-- BEGIN Given text --

In This Week’s Star
- NASA Astronaut Anne McClain to Visit Marshall, Honor American Service Veterans Nov. 8
- Third RS-25 Engine Added to NASA Moon Rocket at Michoud
- I Am Building SLS: Deanna Whitehead
- Chandra Spots a Mega-Cluster of Galaxies in the Making
- NASA Engineer Sara Rengifo Fulfills Childhood Dream of Working for Space Program
- Retired NASA Veteran Pedro ‘Pete’ Rodriguez Talks Mars, Diversity at Marshall
- National Disability Awareness Month Closes with Singing, Laughter at Marshall Event
- To the Moon and Beyond: NASA Challenge Winners Hitch a Ride on Artemis I
- Engines for Artemis I Highlighted on ‘This Week @ NASA’
- This Week in NASA History: First Launch of Saturn V – Nov. 9, 1967
NASA Astronaut Anne McClain to Visit Marshall, Honor American Service Veterans Nov. 8
NASA astronaut Anne McClain will visit NASA’s Marshall Space Flight Center on Nov. 8 to meet with team members, discuss her stay on the International Space Station during Expedition 58-59 and help Marshall honor American service veterans and heroes wounded in combat.
McClain, a lieutenant colonel in the U.S. Army, will address team members at 1:30 p.m. in Morris Auditorium in Building 4200. Also attending will be visiting veterans and participants from the U.S. Space & Rocket Center’s Space Camp.
McClain lived and worked aboard the space station as a flight engineer from Dec. 3, 2018, to June 24. A native of Spokane, Washington, she was selected for NASA’s astronaut corps in 2013.
McClain will present mission highlights and take audience questions. She also will help recognize Marshall veterans and visitors to Marshall sponsored by the Wounded Warriors Project, a nonprofit organization which empowers severely injured service men and women and seeks to raise awareness and support for their needs.
NASA and federal agencies will observe Veterans Day on Nov. 11.
If time permits, McClain will sign autographs for Marshall team members in the lobby of Building 4200 after her presentation.
Third RS-25 Engine Added to NASA Moon Rocket at Michoud
NASA, Boeing and Aerojet Rocketdyne crews at NASA’s Michoud Assembly Facility attached the third RS-25 engines to the core stage for NASA’s Space Launch System rocket Nov. 5. The engine is one of four RS-25 engines that will provide more than 2 million pounds of thrust to send Artemis I, the first mission of SLS and NASA’s Orion spacecraft, to the Moon. The first two RS-25 engines were structurally mated to the stage in October. Following the mate, engineers and technicians will integrate the propulsion and electrical systems within the structures to complete the installation. Integration of the RS-25 engines to the massive core stage is a collaborative, multistep process for NASA and its partners Boeing, the core stage lead contractor, and Aerojet Rocketdyne, the RS-25 engines lead contractor. (NASA/Eric Bordelon)

-- END Given text --
-- BEGIN Stored rows --

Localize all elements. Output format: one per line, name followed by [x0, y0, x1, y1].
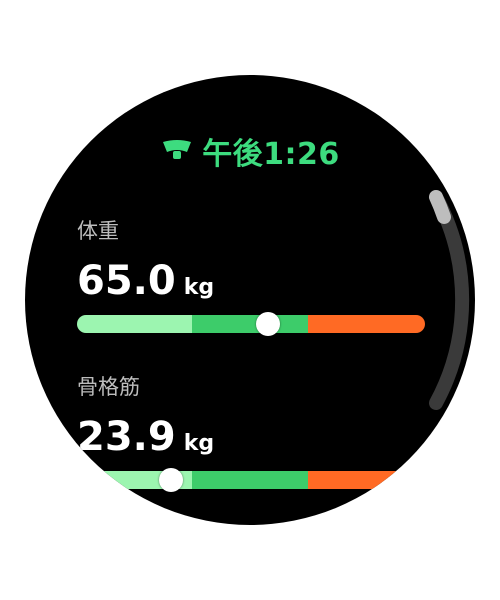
range-bar	[77, 312, 425, 336]
metric-value: 23.9	[77, 414, 176, 460]
range-segment-normal	[192, 471, 308, 489]
metric-value: 65.0	[77, 258, 176, 304]
scale-icon	[163, 140, 192, 159]
metric-skeletal-muscle[interactable]: 骨格筋 23.9 kg	[77, 373, 427, 492]
header: 午後1:26	[25, 131, 475, 172]
range-segment-high	[308, 471, 425, 489]
metric-value-row: 23.9 kg	[77, 415, 427, 459]
watch-face: 午後1:26 体重 65.0 kg 骨格筋 23.9 kg	[25, 75, 475, 525]
metric-label: 骨格筋	[77, 375, 140, 399]
scrollbar-track	[429, 190, 470, 410]
metric-unit: kg	[183, 431, 215, 456]
scrollbar-thumb	[429, 190, 451, 224]
metric-weight[interactable]: 体重 65.0 kg	[77, 217, 427, 336]
range-segment-normal	[192, 315, 308, 333]
range-bar	[77, 468, 425, 492]
range-marker	[158, 468, 183, 492]
clock-time: 午後1:26	[202, 137, 340, 172]
metric-label: 体重	[77, 219, 119, 243]
metric-unit: kg	[183, 275, 215, 300]
range-segment-low	[77, 315, 192, 333]
metric-value-row: 65.0 kg	[77, 259, 427, 303]
range-segment-high	[308, 315, 425, 333]
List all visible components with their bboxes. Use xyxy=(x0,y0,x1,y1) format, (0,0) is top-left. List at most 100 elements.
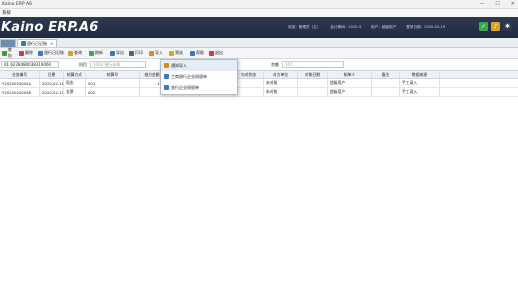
check-icon[interactable]: ✓ xyxy=(479,22,488,31)
add-icon xyxy=(2,50,7,56)
window-title: Kaino ERP A6 xyxy=(2,1,32,7)
toolbar-button-1[interactable]: 删除 xyxy=(18,49,35,57)
table-cell: 2020-02-18 xyxy=(42,79,64,87)
column-header[interactable]: 数据来源 xyxy=(400,71,440,78)
table-cell xyxy=(298,79,328,87)
toolbar-button-label: 银行日记账 xyxy=(44,50,64,55)
doc-icon xyxy=(164,74,169,79)
toolbar-button-label: 退出 xyxy=(215,50,223,55)
table-cell: 手工录入 xyxy=(400,79,440,87)
exit-icon xyxy=(209,50,214,56)
dropdown-item-label: 通知导入 xyxy=(171,62,187,68)
column-header[interactable]: 备注 xyxy=(372,71,400,78)
table-row[interactable]: Y202002000442020-02-18现金00116未对账超级用户手工录入 xyxy=(0,79,518,88)
gear-icon[interactable]: ✱ xyxy=(503,22,512,31)
table-cell xyxy=(298,88,328,96)
ledger-icon xyxy=(21,41,26,46)
bell-icon[interactable]: ♪ xyxy=(491,22,500,31)
tab-home[interactable] xyxy=(0,39,16,47)
app-logo: Kaino ERP.A6 xyxy=(1,20,99,35)
column-header[interactable]: 对方单位 xyxy=(264,71,298,78)
search-icon xyxy=(68,50,73,56)
table-cell xyxy=(234,79,264,87)
dropdown-item[interactable]: 通知导入 xyxy=(161,60,237,71)
dropdown-item[interactable]: 工商银行企业网银单 xyxy=(161,71,237,82)
column-header[interactable]: 制单人 xyxy=(328,71,372,78)
header-info-welcome: 欢迎：管理员（主） xyxy=(288,25,321,29)
subject-input[interactable]: 1002 银行存款 xyxy=(90,61,146,68)
maximize-icon[interactable]: ☐ xyxy=(495,1,499,7)
table-cell: 001 xyxy=(86,79,140,87)
table-cell xyxy=(234,88,264,96)
refresh-icon xyxy=(89,50,94,56)
header-info-date: 登录日期：2020-03-19 xyxy=(406,25,446,29)
table-row[interactable]: Y202002000462020-02-19支票002126.50107.00元… xyxy=(0,88,518,97)
toolbar-button-0[interactable]: 增加 xyxy=(1,47,16,58)
doc-icon xyxy=(164,85,169,90)
subject-label: 科目 xyxy=(79,61,87,67)
column-header[interactable]: 业务编号 xyxy=(0,71,40,78)
column-header[interactable]: 结算号 xyxy=(86,71,140,78)
minimize-icon[interactable]: — xyxy=(479,1,484,7)
dropdown-item-label: 工商银行企业网银单 xyxy=(171,73,207,79)
balance-label: 余额 xyxy=(271,61,279,67)
toolbar-button-label: 删除 xyxy=(25,50,33,55)
toolbar-button-7[interactable]: 导入 xyxy=(148,49,166,57)
close-icon[interactable]: ✕ xyxy=(511,1,515,7)
table-cell: 超级用户 xyxy=(328,88,372,96)
filter-icon xyxy=(169,50,174,56)
tab-bank-journal[interactable]: 银行日记账 ✕ xyxy=(17,39,58,47)
toolbar-button-label: 查询 xyxy=(74,50,82,55)
header-info-user: 用户：超级用户 xyxy=(371,25,397,29)
account-value: 01 6228480038319060 xyxy=(4,62,52,67)
tab-strip: 银行日记账 ✕ xyxy=(0,38,518,48)
toolbar: 增加 删除 银行日记账 查询 刷新 导出 打印 导入 筛选 帮助 退出 xyxy=(0,47,518,59)
toolbar-button-8[interactable]: 筛选 xyxy=(168,49,187,57)
table-cell: 未对账 xyxy=(264,88,298,96)
tab-label: 银行日记账 xyxy=(27,40,47,46)
table-cell: 2020-02-19 xyxy=(42,88,64,96)
account-select[interactable]: 01 6228480038319060 xyxy=(1,61,59,68)
toolbar-button-6[interactable]: 打印 xyxy=(128,49,146,57)
import-icon xyxy=(149,50,154,56)
toolbar-button-label: 刷新 xyxy=(95,50,103,55)
toolbar-button-4[interactable]: 刷新 xyxy=(88,49,107,57)
column-header[interactable]: 日期 xyxy=(40,71,64,78)
notice-icon xyxy=(164,63,169,68)
filter-bar: 01 6228480038319060 科目 1002 银行存款 余额 107 xyxy=(0,59,518,70)
table-cell: 支票 xyxy=(64,88,86,96)
dropdown-item[interactable]: 农行企业网银单 xyxy=(161,82,237,93)
toolbar-button-5[interactable]: 导出 xyxy=(109,49,126,57)
menubar: 系统 xyxy=(0,9,518,17)
toolbar-button-9[interactable]: 帮助 xyxy=(189,49,206,57)
column-header[interactable]: 对账日期 xyxy=(298,71,328,78)
dropdown-item-label: 农行企业网银单 xyxy=(171,84,199,90)
toolbar-button-label: 筛选 xyxy=(175,50,183,55)
menu-system[interactable]: 系统 xyxy=(2,10,11,16)
app-header: Kaino ERP.A6 欢迎：管理员（主） 会计期间：2020-3 用户：超级… xyxy=(0,17,518,38)
table-cell: 002 xyxy=(86,88,140,96)
toolbar-button-label: 增加 xyxy=(7,47,12,58)
toolbar-button-label: 打印 xyxy=(135,50,143,55)
close-icon[interactable]: ✕ xyxy=(50,41,53,46)
toolbar-button-2[interactable]: 银行日记账 xyxy=(37,49,65,57)
toolbar-button-label: 导出 xyxy=(116,50,124,55)
balance-input[interactable]: 107 xyxy=(282,61,344,68)
table-cell xyxy=(372,79,400,87)
export-icon xyxy=(110,50,115,56)
help-icon xyxy=(190,50,195,56)
toolbar-button-label: 导入 xyxy=(155,50,163,55)
table-cell: 手工录入 xyxy=(400,88,440,96)
column-header[interactable]: 勾对状态 xyxy=(234,71,264,78)
window-titlebar: Kaino ERP A6 — ☐ ✕ xyxy=(0,0,518,9)
table-cell: 现金 xyxy=(64,79,86,87)
print-icon xyxy=(129,50,134,56)
import-dropdown-menu: 通知导入工商银行企业网银单 农行企业网银单 xyxy=(160,59,238,95)
header-info-period: 会计期间：2020-3 xyxy=(330,25,362,29)
table-cell xyxy=(372,88,400,96)
toolbar-button-3[interactable]: 查询 xyxy=(67,49,86,57)
column-header[interactable]: 结算方式 xyxy=(64,71,86,78)
balance-value: 107 xyxy=(285,62,293,67)
toolbar-button-10[interactable]: 退出 xyxy=(208,49,225,57)
toolbar-button-label: 帮助 xyxy=(196,50,204,55)
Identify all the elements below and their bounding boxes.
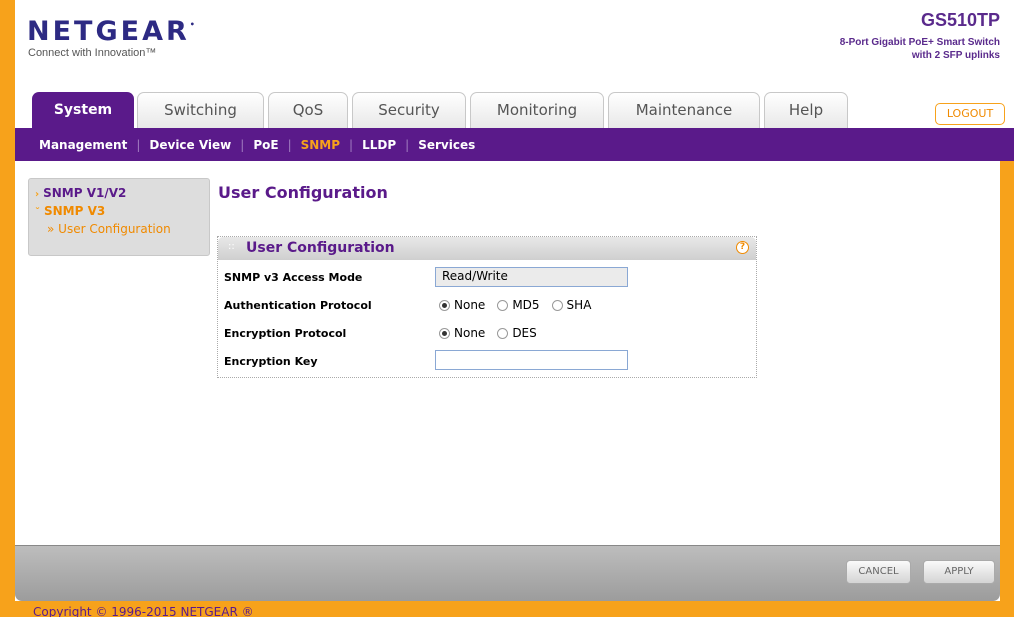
subnav-poe[interactable]: PoE <box>253 138 278 152</box>
footer-bar: CANCEL APPLY <box>15 545 1000 601</box>
enc-key-input[interactable] <box>435 350 628 370</box>
subnav-separator: | <box>287 137 292 152</box>
radio-selected-icon[interactable] <box>439 327 450 339</box>
left-edge-stripe <box>0 0 15 617</box>
box-header: :: User Configuration ? <box>218 237 756 260</box>
apply-button[interactable]: APPLY <box>923 560 995 584</box>
radio-label: None <box>454 326 486 340</box>
auth-protocol-label: Authentication Protocol <box>224 299 372 312</box>
tab-monitoring[interactable]: Monitoring <box>470 92 604 128</box>
logout-button[interactable]: LOGOUT <box>935 103 1005 125</box>
subnav-services[interactable]: Services <box>418 138 475 152</box>
sidebar-item-snmp-v1-v2[interactable]: › SNMP V1/V2 <box>35 185 203 203</box>
sidebar-item-label: SNMP V3 <box>44 204 106 218</box>
model-desc-line2: with 2 SFP uplinks <box>911 50 1000 61</box>
subnav-management[interactable]: Management <box>39 138 127 152</box>
enc-protocol-radio-group: None DES <box>439 326 549 340</box>
subnav-separator: | <box>349 137 354 152</box>
sidebar-item-snmp-v3[interactable]: ˇ SNMP V3 <box>35 203 203 221</box>
subnav-separator: | <box>405 137 410 152</box>
subnav-lldp[interactable]: LLDP <box>362 138 396 152</box>
tab-system[interactable]: System <box>32 92 134 128</box>
radio-label: DES <box>512 326 537 340</box>
chevron-down-icon: ˇ <box>35 207 40 218</box>
model-description: 8-Port Gigabit PoE+ Smart Switch with 2 … <box>840 36 1000 62</box>
cancel-button[interactable]: CANCEL <box>846 560 911 584</box>
header: NETGEAR• Connect with Innovation™ GS510T… <box>15 0 1014 90</box>
access-mode-row: SNMP v3 Access Mode Read/Write <box>224 267 752 289</box>
radio-icon[interactable] <box>551 299 563 311</box>
bullet-icon: » <box>47 222 59 236</box>
enc-option-des[interactable]: DES <box>497 326 537 340</box>
subnav-separator: | <box>136 137 141 152</box>
right-edge-stripe <box>1000 155 1014 617</box>
radio-label: SHA <box>566 298 592 312</box>
sidebar-item-label: SNMP V1/V2 <box>43 186 127 200</box>
subnav-device-view[interactable]: Device View <box>149 138 231 152</box>
sidebar: › SNMP V1/V2 ˇ SNMP V3 » User Configuratio… <box>28 178 210 256</box>
radio-icon[interactable] <box>497 299 509 311</box>
access-mode-label: SNMP v3 Access Mode <box>224 271 363 284</box>
enc-key-label: Encryption Key <box>224 355 318 368</box>
subnav-snmp[interactable]: SNMP <box>301 138 340 152</box>
radio-label: None <box>454 298 486 312</box>
page-title: User Configuration <box>218 183 388 202</box>
model-desc-line1: 8-Port Gigabit PoE+ Smart Switch <box>839 37 1000 48</box>
tab-qos[interactable]: QoS <box>268 92 348 128</box>
grip-icon: :: <box>228 241 235 252</box>
auth-protocol-radio-group: None MD5 SHA <box>439 298 603 312</box>
tab-help[interactable]: Help <box>764 92 848 128</box>
netgear-logo: NETGEAR• <box>27 16 195 47</box>
auth-option-sha[interactable]: SHA <box>551 298 592 312</box>
sidebar-subitem-label: User Configuration <box>58 222 171 236</box>
access-mode-value: Read/Write <box>435 267 628 287</box>
sidebar-subitem-user-configuration[interactable]: » User Configuration <box>47 221 203 238</box>
main-panel: › SNMP V1/V2 ˇ SNMP V3 » User Configuratio… <box>15 161 1000 601</box>
subnav-separator: | <box>240 137 245 152</box>
enc-protocol-row: Encryption Protocol None DES <box>224 323 752 345</box>
auth-option-none[interactable]: None <box>439 298 485 312</box>
sub-navigation: Management | Device View | PoE | SNMP | … <box>15 128 1014 161</box>
tab-security[interactable]: Security <box>352 92 466 128</box>
radio-label: MD5 <box>512 298 540 312</box>
tab-switching[interactable]: Switching <box>137 92 264 128</box>
chevron-right-icon: › <box>35 189 40 200</box>
tagline: Connect with Innovation™ <box>28 47 157 59</box>
help-icon[interactable]: ? <box>736 241 749 254</box>
enc-protocol-label: Encryption Protocol <box>224 327 347 340</box>
user-configuration-box: :: User Configuration ? SNMP v3 Access M… <box>217 236 757 378</box>
radio-selected-icon[interactable] <box>439 299 450 311</box>
auth-option-md5[interactable]: MD5 <box>497 298 540 312</box>
tab-maintenance[interactable]: Maintenance <box>608 92 760 128</box>
enc-key-row: Encryption Key <box>224 350 752 372</box>
enc-option-none[interactable]: None <box>439 326 485 340</box>
auth-protocol-row: Authentication Protocol None MD5 SHA <box>224 295 752 317</box>
copyright-text: Copyright © 1996-2015 NETGEAR ® <box>33 605 254 617</box>
model-name: GS510TP <box>920 10 1000 30</box>
radio-icon[interactable] <box>497 327 509 339</box>
box-title: User Configuration <box>246 240 395 256</box>
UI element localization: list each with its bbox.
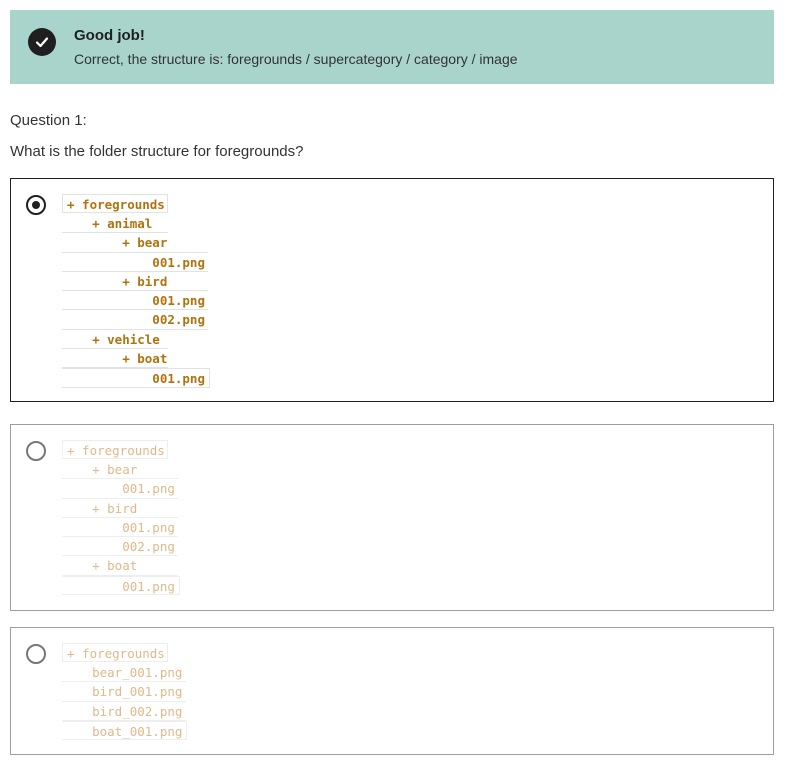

-- END Stored rows --

Goals:
1. Translate this sentence from the NASA newsletter text into Spanish: "NASA and federal agencies will observe Veterans Day on Nov. 11."
2. Transcribe a passage of the NASA newsletter text word for word, starting at the words "McClain will present" and stopping after "after her presentation.".
3. Please go on with the NASA newsletter text, picking up after its final sentence.

Expected responses:
1. La NASA y las agencias federales conmemorarán el Día de los Veteranos el 11 de noviembre.

2.
McClain will present mission highlights and take audience questions. She also will help recognize Marshall veterans and visitors to Marshall sponsored by the Wounded Warriors Project, a nonprofit organization which empowers severely injured service men and women and seeks to raise awareness and support for their needs.
NASA and federal agencies will observe Veterans Day on Nov. 11.
If time permits, McClain will sign autographs for Marshall team members in the lobby of Building 4200 after her presentation.

3.
I Am Building SLS: Deanna Whitehead
Building the world’s most powerful rocket isn’t a sprint. It’s a marathon-like effort. NASA’s Space Launch System rocket will return American astronauts to the Moon through the Artemis program, and I’m part of the team that is helping us get there.
I am the design team lead for the SLS flight software team. I write code for what looks like the “skeleton” of the rocket: the rocket’s flight computers and avionics that form a complex structure inside the rocket. Although the avionics are invisible when people watch the SLS launch, these systems play a critical role in getting the vehicle to space. During the first eight minutes from liftoff until core stage separation from the in-space stage and Orion, the main “brains” controlling the rocket are the flight computers located inside the core stage.
Together, the flight computers communicate with the other avionics for the four RS-25 engines and the two solid rocket boosters, which provide more than 8.8 million pounds of thrust to power the trip to the Moon. The three flight computers and the flight software harness the rocket’s immense power by processing data to determine how the rocket will react and guiding its flight.
Because writing the software to control a launch vehicle is a daunting task, we use the agile software methodology. That means my team and I divide the work to be done into small chunks, or sprints, that focus on specific interfaces and situations for the vehicle. We focus on one sprint at a time for a month or two and then move onto the next sprint. The method is twofold: It makes such a big job less intimidating, and my team and I are able to intimately review every facet of the rocket’s software so we fully understand its capabilities.
As an avid long-distance runner, I apply my personal training to the progress of the rocket. Every day, every week and every month, I’ve worked hard on the sprint and endurance sets so that we can reach the end goal: launching the SLS rocket and taking a new giant leap for deep space exploration.
I know each Artemis launch is a culmination of many hours of effort by dozens of teams across the country. The flight software team has been involved with the buildup of the SLS rocket from the very beginning. As completed hardware for Artemis I, the first mission of SLS and Orion, is delivered to NASA’s Kennedy Space Center, the flight software team and I are already writing software to fly the second and third Artemis lunar missions.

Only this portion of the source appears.